**WHAT IS EXPECTED**. Write out the data again exactly, skipping every picture.

**EXTRACTED MATERIAL**.
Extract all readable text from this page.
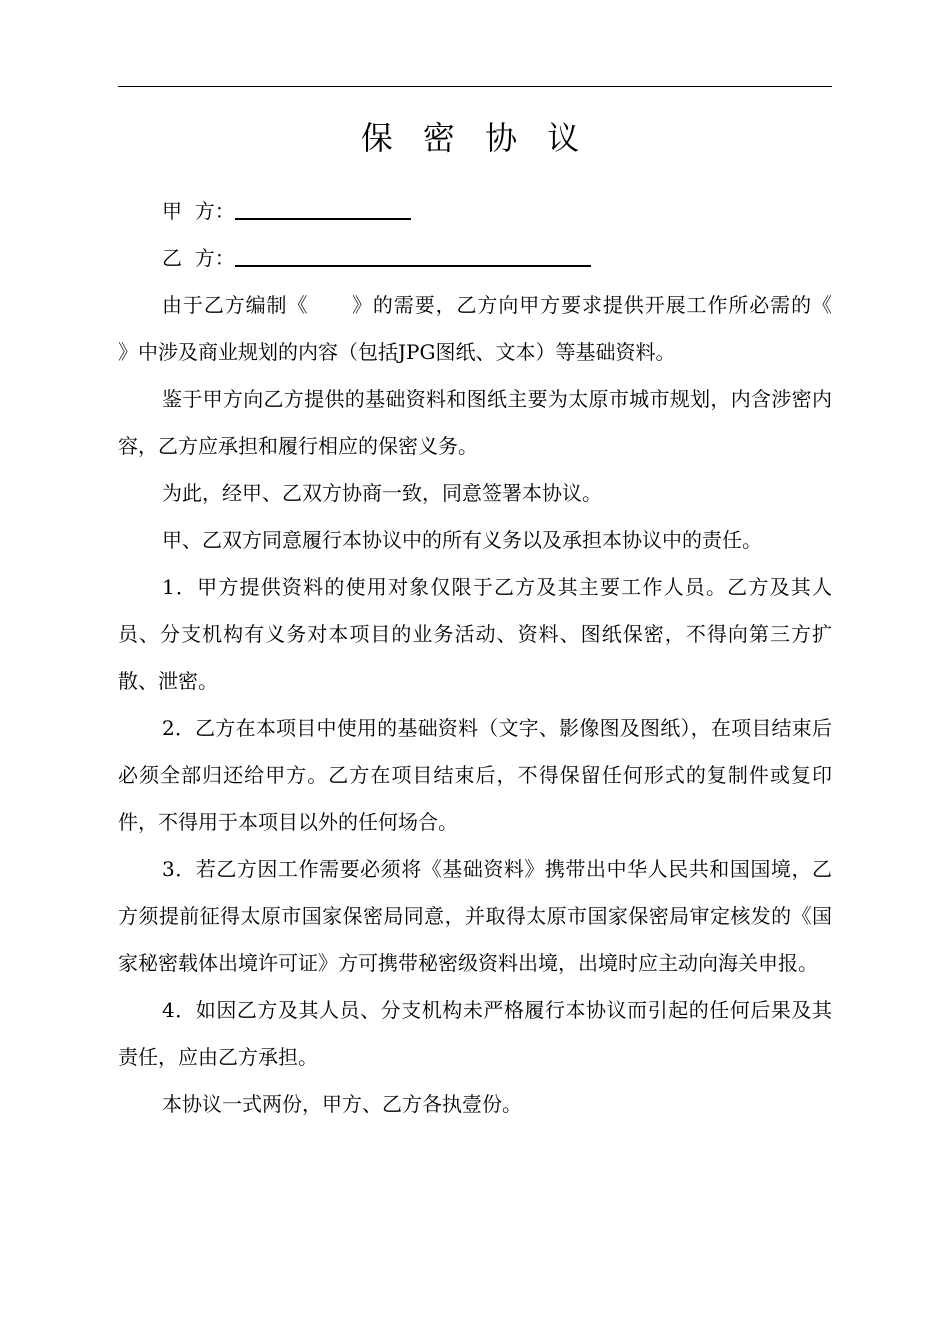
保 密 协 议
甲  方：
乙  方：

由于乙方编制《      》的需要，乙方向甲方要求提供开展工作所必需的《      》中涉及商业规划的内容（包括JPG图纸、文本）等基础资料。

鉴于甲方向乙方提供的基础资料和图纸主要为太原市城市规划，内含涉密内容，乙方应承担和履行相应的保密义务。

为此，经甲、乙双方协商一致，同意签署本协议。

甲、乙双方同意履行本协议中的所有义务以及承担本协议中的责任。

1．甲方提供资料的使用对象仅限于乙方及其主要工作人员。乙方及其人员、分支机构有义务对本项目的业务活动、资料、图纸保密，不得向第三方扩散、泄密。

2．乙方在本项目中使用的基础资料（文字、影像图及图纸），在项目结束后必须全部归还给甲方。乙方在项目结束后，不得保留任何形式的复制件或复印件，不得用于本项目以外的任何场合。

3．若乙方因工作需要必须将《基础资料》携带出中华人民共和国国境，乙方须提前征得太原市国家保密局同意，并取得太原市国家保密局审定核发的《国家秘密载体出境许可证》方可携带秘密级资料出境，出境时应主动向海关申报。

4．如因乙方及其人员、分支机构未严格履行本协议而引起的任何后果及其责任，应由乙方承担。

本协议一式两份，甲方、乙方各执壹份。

**EXERCISE OUTPUT**.
Extract all readable text from this page.
保 密 协 议
甲  方：
乙  方：

由于乙方编制《      》的需要，乙方向甲方要求提供开展工作所必需的《      》中涉及商业规划的内容（包括JPG图纸、文本）等基础资料。

鉴于甲方向乙方提供的基础资料和图纸主要为太原市城市规划，内含涉密内容，乙方应承担和履行相应的保密义务。

为此，经甲、乙双方协商一致，同意签署本协议。

甲、乙双方同意履行本协议中的所有义务以及承担本协议中的责任。

1．甲方提供资料的使用对象仅限于乙方及其主要工作人员。乙方及其人员、分支机构有义务对本项目的业务活动、资料、图纸保密，不得向第三方扩散、泄密。

2．乙方在本项目中使用的基础资料（文字、影像图及图纸），在项目结束后必须全部归还给甲方。乙方在项目结束后，不得保留任何形式的复制件或复印件，不得用于本项目以外的任何场合。

3．若乙方因工作需要必须将《基础资料》携带出中华人民共和国国境，乙方须提前征得太原市国家保密局同意，并取得太原市国家保密局审定核发的《国家秘密载体出境许可证》方可携带秘密级资料出境，出境时应主动向海关申报。

4．如因乙方及其人员、分支机构未严格履行本协议而引起的任何后果及其责任，应由乙方承担。

本协议一式两份，甲方、乙方各执壹份。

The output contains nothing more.